Write down each entry again, exactly as it reads.

++++++++++

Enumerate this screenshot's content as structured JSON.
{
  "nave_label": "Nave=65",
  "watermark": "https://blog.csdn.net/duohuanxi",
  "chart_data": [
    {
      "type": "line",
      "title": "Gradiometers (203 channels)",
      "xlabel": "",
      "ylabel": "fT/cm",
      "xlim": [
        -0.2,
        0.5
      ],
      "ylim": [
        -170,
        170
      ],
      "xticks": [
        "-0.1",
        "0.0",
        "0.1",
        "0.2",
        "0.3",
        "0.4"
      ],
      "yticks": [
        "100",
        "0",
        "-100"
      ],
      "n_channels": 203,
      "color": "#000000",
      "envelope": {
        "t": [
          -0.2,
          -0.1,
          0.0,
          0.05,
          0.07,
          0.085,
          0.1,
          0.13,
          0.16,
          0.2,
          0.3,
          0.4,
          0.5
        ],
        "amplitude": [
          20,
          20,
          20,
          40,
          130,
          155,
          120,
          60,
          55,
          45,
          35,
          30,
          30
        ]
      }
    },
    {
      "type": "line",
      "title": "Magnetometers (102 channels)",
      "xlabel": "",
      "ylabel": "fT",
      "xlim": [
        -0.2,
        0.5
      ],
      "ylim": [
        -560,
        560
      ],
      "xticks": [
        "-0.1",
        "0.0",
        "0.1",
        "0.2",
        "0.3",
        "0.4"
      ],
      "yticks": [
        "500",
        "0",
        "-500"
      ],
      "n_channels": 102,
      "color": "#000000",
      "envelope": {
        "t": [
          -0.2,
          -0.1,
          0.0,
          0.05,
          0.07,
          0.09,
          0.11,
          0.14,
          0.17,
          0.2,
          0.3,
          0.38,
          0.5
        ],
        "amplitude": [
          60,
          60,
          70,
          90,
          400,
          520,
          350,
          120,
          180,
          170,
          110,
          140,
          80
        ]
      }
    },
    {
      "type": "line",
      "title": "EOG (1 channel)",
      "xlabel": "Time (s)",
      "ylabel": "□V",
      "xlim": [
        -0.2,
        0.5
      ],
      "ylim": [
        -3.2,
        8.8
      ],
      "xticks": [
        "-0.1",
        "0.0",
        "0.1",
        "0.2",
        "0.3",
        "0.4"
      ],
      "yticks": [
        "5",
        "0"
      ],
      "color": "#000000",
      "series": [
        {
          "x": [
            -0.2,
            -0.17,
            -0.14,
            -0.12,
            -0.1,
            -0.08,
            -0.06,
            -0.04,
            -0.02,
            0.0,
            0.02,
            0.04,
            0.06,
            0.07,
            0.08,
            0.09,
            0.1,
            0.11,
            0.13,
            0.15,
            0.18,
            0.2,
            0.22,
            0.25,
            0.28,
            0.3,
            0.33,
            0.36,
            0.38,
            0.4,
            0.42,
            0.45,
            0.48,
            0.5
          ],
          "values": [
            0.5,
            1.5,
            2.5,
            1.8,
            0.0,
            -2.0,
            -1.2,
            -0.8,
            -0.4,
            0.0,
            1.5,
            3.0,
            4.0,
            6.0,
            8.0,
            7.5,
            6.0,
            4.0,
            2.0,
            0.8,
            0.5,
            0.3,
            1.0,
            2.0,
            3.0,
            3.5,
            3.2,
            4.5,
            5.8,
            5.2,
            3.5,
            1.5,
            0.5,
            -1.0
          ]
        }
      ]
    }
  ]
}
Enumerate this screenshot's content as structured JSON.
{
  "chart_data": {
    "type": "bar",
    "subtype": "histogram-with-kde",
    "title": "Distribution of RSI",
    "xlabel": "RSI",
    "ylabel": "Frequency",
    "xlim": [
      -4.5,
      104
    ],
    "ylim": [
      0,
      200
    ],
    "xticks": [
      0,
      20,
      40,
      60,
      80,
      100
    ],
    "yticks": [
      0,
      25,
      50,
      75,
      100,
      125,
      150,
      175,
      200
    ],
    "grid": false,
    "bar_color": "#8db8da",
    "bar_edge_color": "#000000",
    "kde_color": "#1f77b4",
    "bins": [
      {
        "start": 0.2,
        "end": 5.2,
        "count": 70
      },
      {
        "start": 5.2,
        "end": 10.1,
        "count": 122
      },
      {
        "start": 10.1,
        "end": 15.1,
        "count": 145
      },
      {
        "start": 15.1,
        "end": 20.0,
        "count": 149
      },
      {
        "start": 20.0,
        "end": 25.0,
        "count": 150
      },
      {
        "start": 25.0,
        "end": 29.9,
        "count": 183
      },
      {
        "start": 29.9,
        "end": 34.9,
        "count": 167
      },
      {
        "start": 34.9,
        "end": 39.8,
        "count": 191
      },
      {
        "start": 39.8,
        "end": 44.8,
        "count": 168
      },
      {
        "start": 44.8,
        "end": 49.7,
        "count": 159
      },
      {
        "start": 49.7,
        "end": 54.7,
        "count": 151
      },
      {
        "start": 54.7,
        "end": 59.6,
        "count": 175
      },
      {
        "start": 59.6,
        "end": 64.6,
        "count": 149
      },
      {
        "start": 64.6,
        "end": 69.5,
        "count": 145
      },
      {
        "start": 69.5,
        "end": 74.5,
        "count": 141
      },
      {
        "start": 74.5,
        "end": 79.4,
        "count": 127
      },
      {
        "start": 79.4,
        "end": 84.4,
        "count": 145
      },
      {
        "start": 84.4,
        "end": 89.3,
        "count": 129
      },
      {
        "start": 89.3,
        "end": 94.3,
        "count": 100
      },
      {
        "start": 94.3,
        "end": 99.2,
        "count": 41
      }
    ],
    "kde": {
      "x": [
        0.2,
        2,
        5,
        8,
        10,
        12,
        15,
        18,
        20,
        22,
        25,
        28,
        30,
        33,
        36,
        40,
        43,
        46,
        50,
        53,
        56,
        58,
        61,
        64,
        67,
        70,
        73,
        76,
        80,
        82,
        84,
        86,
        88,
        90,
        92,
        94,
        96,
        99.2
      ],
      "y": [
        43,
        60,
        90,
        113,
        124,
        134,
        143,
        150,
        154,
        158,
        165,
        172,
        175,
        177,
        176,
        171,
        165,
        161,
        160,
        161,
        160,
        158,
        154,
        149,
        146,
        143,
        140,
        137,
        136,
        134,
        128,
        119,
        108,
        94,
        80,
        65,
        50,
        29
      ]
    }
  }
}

++++++++++

### Output of the exercise:
Enumerate this screenshot's content as structured JSON.
{
  "nave_label": "Nave=65",
  "watermark": "https://blog.csdn.net/duohuanxi",
  "chart_data": [
    {
      "type": "line",
      "title": "Gradiometers (203 channels)",
      "xlabel": "",
      "ylabel": "fT/cm",
      "xlim": [
        -0.2,
        0.5
      ],
      "ylim": [
        -170,
        170
      ],
      "xticks": [
        "-0.1",
        "0.0",
        "0.1",
        "0.2",
        "0.3",
        "0.4"
      ],
      "yticks": [
        "100",
        "0",
        "-100"
      ],
      "n_channels": 203,
      "color": "#000000",
      "envelope": {
        "t": [
          -0.2,
          -0.1,
          0.0,
          0.05,
          0.07,
          0.085,
          0.1,
          0.13,
          0.16,
          0.2,
          0.3,
          0.4,
          0.5
        ],
        "amplitude": [
          20,
          20,
          20,
          40,
          130,
          155,
          120,
          60,
          55,
          45,
          35,
          30,
          30
        ]
      }
    },
    {
      "type": "line",
      "title": "Magnetometers (102 channels)",
      "xlabel": "",
      "ylabel": "fT",
      "xlim": [
        -0.2,
        0.5
      ],
      "ylim": [
        -560,
        560
      ],
      "xticks": [
        "-0.1",
        "0.0",
        "0.1",
        "0.2",
        "0.3",
        "0.4"
      ],
      "yticks": [
        "500",
        "0",
        "-500"
      ],
      "n_channels": 102,
      "color": "#000000",
      "envelope": {
        "t": [
          -0.2,
          -0.1,
          0.0,
          0.05,
          0.07,
          0.09,
          0.11,
          0.14,
          0.17,
          0.2,
          0.3,
          0.38,
          0.5
        ],
        "amplitude": [
          60,
          60,
          70,
          90,
          400,
          520,
          350,
          120,
          180,
          170,
          110,
          140,
          80
        ]
      }
    },
    {
      "type": "line",
      "title": "EOG (1 channel)",
      "xlabel": "Time (s)",
      "ylabel": "□V",
      "xlim": [
        -0.2,
        0.5
      ],
      "ylim": [
        -3.2,
        8.8
      ],
      "xticks": [
        "-0.1",
        "0.0",
        "0.1",
        "0.2",
        "0.3",
        "0.4"
      ],
      "yticks": [
        "5",
        "0"
      ],
      "color": "#000000",
      "series": [
        {
          "x": [
            -0.2,
            -0.17,
            -0.14,
            -0.12,
            -0.1,
            -0.08,
            -0.06,
            -0.04,
            -0.02,
            0.0,
            0.02,
            0.04,
            0.06,
            0.07,
            0.08,
            0.09,
            0.1,
            0.11,
            0.13,
            0.15,
            0.18,
            0.2,
            0.22,
            0.25,
            0.28,
            0.3,
            0.33,
            0.36,
            0.38,
            0.4,
            0.42,
            0.45,
            0.48,
            0.5
          ],
          "values": [
            0.5,
            1.5,
            2.5,
            1.8,
            0.0,
            -2.0,
            -1.2,
            -0.8,
            -0.4,
            0.0,
            1.5,
            3.0,
            4.0,
            6.0,
            8.0,
            7.5,
            6.0,
            4.0,
            2.0,
            0.8,
            0.5,
            0.3,
            1.0,
            2.0,
            3.0,
            3.5,
            3.2,
            4.5,
            5.8,
            5.2,
            3.5,
            1.5,
            0.5,
            -1.0
          ]
        }
      ]
    }
  ]
}
Enumerate this screenshot's content as structured JSON.
{
  "chart_data": {
    "type": "bar",
    "subtype": "histogram-with-kde",
    "title": "Distribution of RSI",
    "xlabel": "RSI",
    "ylabel": "Frequency",
    "xlim": [
      -4.5,
      104
    ],
    "ylim": [
      0,
      200
    ],
    "xticks": [
      0,
      20,
      40,
      60,
      80,
      100
    ],
    "yticks": [
      0,
      25,
      50,
      75,
      100,
      125,
      150,
      175,
      200
    ],
    "grid": false,
    "bar_color": "#8db8da",
    "bar_edge_color": "#000000",
    "kde_color": "#1f77b4",
    "bins": [
      {
        "start": 0.2,
        "end": 5.2,
        "count": 70
      },
      {
        "start": 5.2,
        "end": 10.1,
        "count": 122
      },
      {
        "start": 10.1,
        "end": 15.1,
        "count": 145
      },
      {
        "start": 15.1,
        "end": 20.0,
        "count": 149
      },
      {
        "start": 20.0,
        "end": 25.0,
        "count": 150
      },
      {
        "start": 25.0,
        "end": 29.9,
        "count": 183
      },
      {
        "start": 29.9,
        "end": 34.9,
        "count": 167
      },
      {
        "start": 34.9,
        "end": 39.8,
        "count": 191
      },
      {
        "start": 39.8,
        "end": 44.8,
        "count": 168
      },
      {
        "start": 44.8,
        "end": 49.7,
        "count": 159
      },
      {
        "start": 49.7,
        "end": 54.7,
        "count": 151
      },
      {
        "start": 54.7,
        "end": 59.6,
        "count": 175
      },
      {
        "start": 59.6,
        "end": 64.6,
        "count": 149
      },
      {
        "start": 64.6,
        "end": 69.5,
        "count": 145
      },
      {
        "start": 69.5,
        "end": 74.5,
        "count": 141
      },
      {
        "start": 74.5,
        "end": 79.4,
        "count": 127
      },
      {
        "start": 79.4,
        "end": 84.4,
        "count": 145
      },
      {
        "start": 84.4,
        "end": 89.3,
        "count": 129
      },
      {
        "start": 89.3,
        "end": 94.3,
        "count": 100
      },
      {
        "start": 94.3,
        "end": 99.2,
        "count": 41
      }
    ],
    "kde": {
      "x": [
        0.2,
        2,
        5,
        8,
        10,
        12,
        15,
        18,
        20,
        22,
        25,
        28,
        30,
        33,
        36,
        40,
        43,
        46,
        50,
        53,
        56,
        58,
        61,
        64,
        67,
        70,
        73,
        76,
        80,
        82,
        84,
        86,
        88,
        90,
        92,
        94,
        96,
        99.2
      ],
      "y": [
        43,
        60,
        90,
        113,
        124,
        134,
        143,
        150,
        154,
        158,
        165,
        172,
        175,
        177,
        176,
        171,
        165,
        161,
        160,
        161,
        160,
        158,
        154,
        149,
        146,
        143,
        140,
        137,
        136,
        134,
        128,
        119,
        108,
        94,
        80,
        65,
        50,
        29
      ]
    }
  }
}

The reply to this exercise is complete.